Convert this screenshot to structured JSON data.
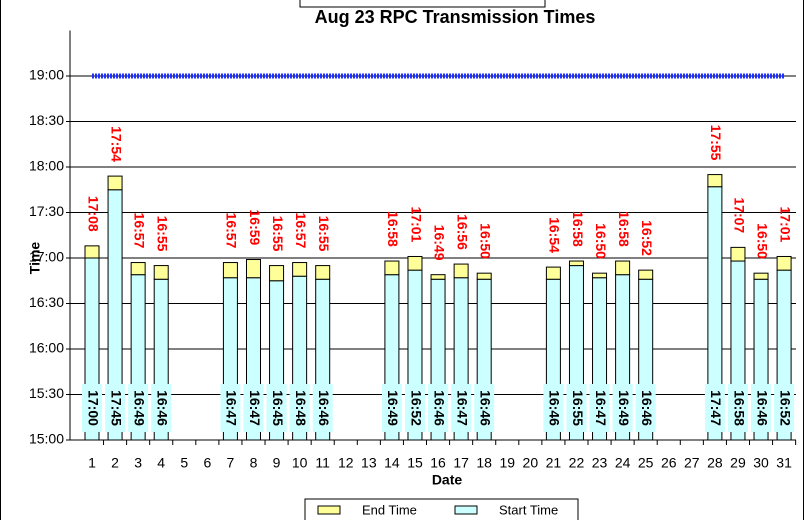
{
  "chart_data": {
    "type": "floating_bar",
    "title": "Aug 23 RPC Transmission Times",
    "x_label": "Date",
    "y_label": "Time",
    "categories": [
      1,
      2,
      3,
      4,
      5,
      6,
      7,
      8,
      9,
      10,
      11,
      12,
      13,
      14,
      15,
      16,
      17,
      18,
      19,
      20,
      21,
      22,
      23,
      24,
      25,
      26,
      27,
      28,
      29,
      30,
      31
    ],
    "series": [
      {
        "name": "Start Time",
        "color": "#ccffff",
        "label_color": "#000000",
        "values": [
          1020,
          1065,
          1009,
          1006,
          null,
          null,
          1007,
          1007,
          1005,
          1008,
          1006,
          null,
          null,
          1009,
          1012,
          1006,
          1007,
          1006,
          null,
          null,
          1006,
          1015,
          1007,
          1009,
          1006,
          null,
          null,
          1067,
          1018,
          1006,
          1012
        ],
        "value_labels": [
          "17:00",
          "17:45",
          "16:49",
          "16:46",
          null,
          null,
          "16:47",
          "16:47",
          "16:45",
          "16:48",
          "16:46",
          null,
          null,
          "16:49",
          "16:52",
          "16:46",
          "16:47",
          "16:46",
          null,
          null,
          "16:46",
          "16:55",
          "16:47",
          "16:49",
          "16:46",
          null,
          null,
          "17:47",
          "16:58",
          "16:46",
          "16:52"
        ]
      },
      {
        "name": "End Time",
        "color": "#ffff99",
        "label_color": "#ff0000",
        "values": [
          1028,
          1074,
          1017,
          1015,
          null,
          null,
          1017,
          1019,
          1015,
          1017,
          1015,
          null,
          null,
          1018,
          1021,
          1009,
          1016,
          1010,
          null,
          null,
          1014,
          1018,
          1010,
          1018,
          1012,
          null,
          null,
          1075,
          1027,
          1010,
          1021
        ],
        "value_labels": [
          "17:08",
          "17:54",
          "16:57",
          "16:55",
          null,
          null,
          "16:57",
          "16:59",
          "16:55",
          "16:57",
          "16:55",
          null,
          null,
          "16:58",
          "17:01",
          "16:49",
          "16:56",
          "16:50",
          null,
          null,
          "16:54",
          "16:58",
          "16:50",
          "16:58",
          "16:52",
          null,
          null,
          "17:55",
          "17:07",
          "16:50",
          "17:01"
        ]
      }
    ],
    "reference_line": {
      "value": 1140,
      "color": "#1f2fff"
    },
    "ylim": [
      900,
      1170
    ],
    "yticks": [
      {
        "value": 900,
        "label": "15:00"
      },
      {
        "value": 930,
        "label": "15:30"
      },
      {
        "value": 960,
        "label": "16:00"
      },
      {
        "value": 990,
        "label": "16:30"
      },
      {
        "value": 1020,
        "label": "17:00"
      },
      {
        "value": 1050,
        "label": "17:30"
      },
      {
        "value": 1080,
        "label": "18:00"
      },
      {
        "value": 1110,
        "label": "18:30"
      },
      {
        "value": 1140,
        "label": "19:00"
      }
    ],
    "grid": true
  }
}
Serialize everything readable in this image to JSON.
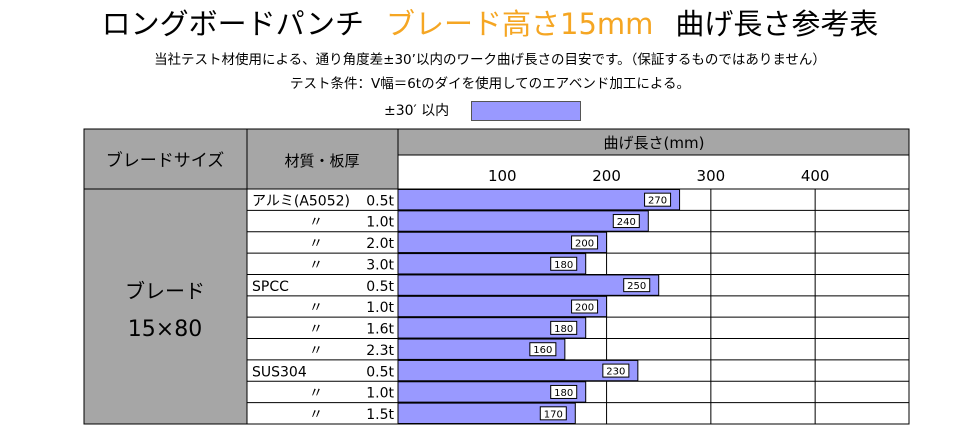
{
  "title": {
    "main": "ロングボードパンチ",
    "accent": "ブレード高さ15mm",
    "suffix": "曲げ長さ参考表"
  },
  "subtitle_line1": "当社テスト材使用による、通り角度差±30’以内のワーク曲げ長さの目安です。（保証するものではありません）",
  "subtitle_line2": "テスト条件：V幅＝6tのダイを使用してのエアベンド加工による。",
  "legend": {
    "label": "±30′ 以内",
    "color": "#9999ff"
  },
  "table": {
    "header_blade": "ブレードサイズ",
    "header_material": "材質・板厚",
    "header_length": "曲げ長さ(mm)",
    "blade_line1": "ブレード",
    "blade_line2": "15×80"
  },
  "chart_data": {
    "type": "bar",
    "orientation": "horizontal",
    "xlabel": "曲げ長さ(mm)",
    "xticks": [
      100,
      200,
      300,
      400
    ],
    "xlim": [
      0,
      490
    ],
    "bar_color": "#9999ff",
    "categories": [
      {
        "material": "アルミ(A5052)",
        "thickness": "0.5t"
      },
      {
        "material": "〃",
        "thickness": "1.0t"
      },
      {
        "material": "〃",
        "thickness": "2.0t"
      },
      {
        "material": "〃",
        "thickness": "3.0t"
      },
      {
        "material": "SPCC",
        "thickness": "0.5t"
      },
      {
        "material": "〃",
        "thickness": "1.0t"
      },
      {
        "material": "〃",
        "thickness": "1.6t"
      },
      {
        "material": "〃",
        "thickness": "2.3t"
      },
      {
        "material": "SUS304",
        "thickness": "0.5t"
      },
      {
        "material": "〃",
        "thickness": "1.0t"
      },
      {
        "material": "〃",
        "thickness": "1.5t"
      }
    ],
    "values": [
      270,
      240,
      200,
      180,
      250,
      200,
      180,
      160,
      230,
      180,
      170
    ]
  }
}
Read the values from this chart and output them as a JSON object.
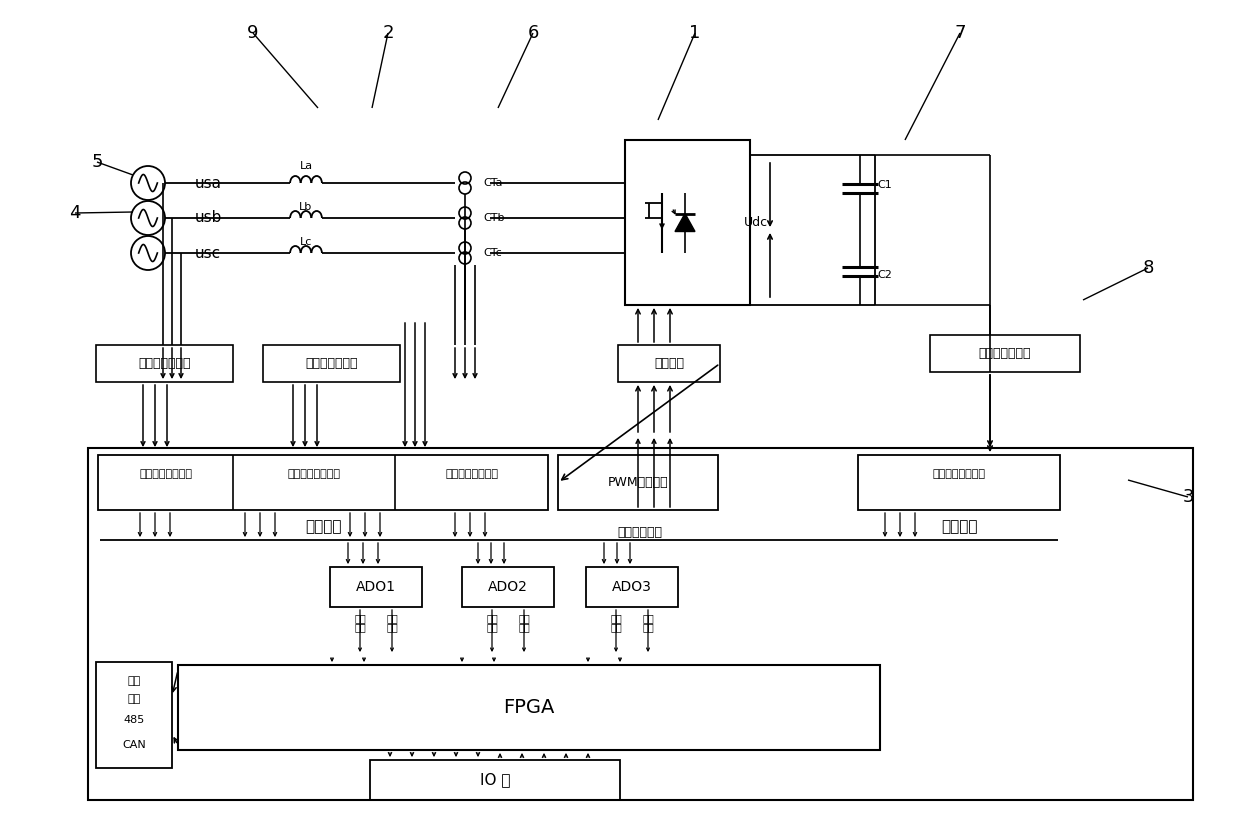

☆ ☆ ☆ ☆ ☆ ☆ ☆

Copy out all the data without changing anything, and drop the pictures.

Convert this screenshot to structured JSON data.
{
  "chart_data": {
    "type": "floating_bar",
    "title": "Aug 23 RPC Transmission Times",
    "x_label": "Date",
    "y_label": "Time",
    "categories": [
      1,
      2,
      3,
      4,
      5,
      6,
      7,
      8,
      9,
      10,
      11,
      12,
      13,
      14,
      15,
      16,
      17,
      18,
      19,
      20,
      21,
      22,
      23,
      24,
      25,
      26,
      27,
      28,
      29,
      30,
      31
    ],
    "series": [
      {
        "name": "Start Time",
        "color": "#ccffff",
        "label_color": "#000000",
        "values": [
          1020,
          1065,
          1009,
          1006,
          null,
          null,
          1007,
          1007,
          1005,
          1008,
          1006,
          null,
          null,
          1009,
          1012,
          1006,
          1007,
          1006,
          null,
          null,
          1006,
          1015,
          1007,
          1009,
          1006,
          null,
          null,
          1067,
          1018,
          1006,
          1012
        ],
        "value_labels": [
          "17:00",
          "17:45",
          "16:49",
          "16:46",
          null,
          null,
          "16:47",
          "16:47",
          "16:45",
          "16:48",
          "16:46",
          null,
          null,
          "16:49",
          "16:52",
          "16:46",
          "16:47",
          "16:46",
          null,
          null,
          "16:46",
          "16:55",
          "16:47",
          "16:49",
          "16:46",
          null,
          null,
          "17:47",
          "16:58",
          "16:46",
          "16:52"
        ]
      },
      {
        "name": "End Time",
        "color": "#ffff99",
        "label_color": "#ff0000",
        "values": [
          1028,
          1074,
          1017,
          1015,
          null,
          null,
          1017,
          1019,
          1015,
          1017,
          1015,
          null,
          null,
          1018,
          1021,
          1009,
          1016,
          1010,
          null,
          null,
          1014,
          1018,
          1010,
          1018,
          1012,
          null,
          null,
          1075,
          1027,
          1010,
          1021
        ],
        "value_labels": [
          "17:08",
          "17:54",
          "16:57",
          "16:55",
          null,
          null,
          "16:57",
          "16:59",
          "16:55",
          "16:57",
          "16:55",
          null,
          null,
          "16:58",
          "17:01",
          "16:49",
          "16:56",
          "16:50",
          null,
          null,
          "16:54",
          "16:58",
          "16:50",
          "16:58",
          "16:52",
          null,
          null,
          "17:55",
          "17:07",
          "16:50",
          "17:01"
        ]
      }
    ],
    "reference_line": {
      "value": 1140,
      "color": "#1f2fff"
    },
    "ylim": [
      900,
      1170
    ],
    "yticks": [
      {
        "value": 900,
        "label": "15:00"
      },
      {
        "value": 930,
        "label": "15:30"
      },
      {
        "value": 960,
        "label": "16:00"
      },
      {
        "value": 990,
        "label": "16:30"
      },
      {
        "value": 1020,
        "label": "17:00"
      },
      {
        "value": 1050,
        "label": "17:30"
      },
      {
        "value": 1080,
        "label": "18:00"
      },
      {
        "value": 1110,
        "label": "18:30"
      },
      {
        "value": 1140,
        "label": "19:00"
      }
    ],
    "grid": true
  }
}
Serialize everything readable in this image to JSON.
{
  "title": {
    "main": "ロングボードパンチ",
    "accent": "ブレード高さ15mm",
    "suffix": "曲げ長さ参考表"
  },
  "subtitle_line1": "当社テスト材使用による、通り角度差±30’以内のワーク曲げ長さの目安です。（保証するものではありません）",
  "subtitle_line2": "テスト条件：V幅＝6tのダイを使用してのエアベンド加工による。",
  "legend": {
    "label": "±30′ 以内",
    "color": "#9999ff"
  },
  "table": {
    "header_blade": "ブレードサイズ",
    "header_material": "材質・板厚",
    "header_length": "曲げ長さ(mm)",
    "blade_line1": "ブレード",
    "blade_line2": "15×80"
  },
  "chart_data": {
    "type": "bar",
    "orientation": "horizontal",
    "xlabel": "曲げ長さ(mm)",
    "xticks": [
      100,
      200,
      300,
      400
    ],
    "xlim": [
      0,
      490
    ],
    "bar_color": "#9999ff",
    "categories": [
      {
        "material": "アルミ(A5052)",
        "thickness": "0.5t"
      },
      {
        "material": "〃",
        "thickness": "1.0t"
      },
      {
        "material": "〃",
        "thickness": "2.0t"
      },
      {
        "material": "〃",
        "thickness": "3.0t"
      },
      {
        "material": "SPCC",
        "thickness": "0.5t"
      },
      {
        "material": "〃",
        "thickness": "1.0t"
      },
      {
        "material": "〃",
        "thickness": "1.6t"
      },
      {
        "material": "〃",
        "thickness": "2.3t"
      },
      {
        "material": "SUS304",
        "thickness": "0.5t"
      },
      {
        "material": "〃",
        "thickness": "1.0t"
      },
      {
        "material": "〃",
        "thickness": "1.5t"
      }
    ],
    "values": [
      270,
      240,
      200,
      180,
      250,
      200,
      180,
      160,
      230,
      180,
      170
    ]
  }
}
Read the values from this chart and output them as a JSON object.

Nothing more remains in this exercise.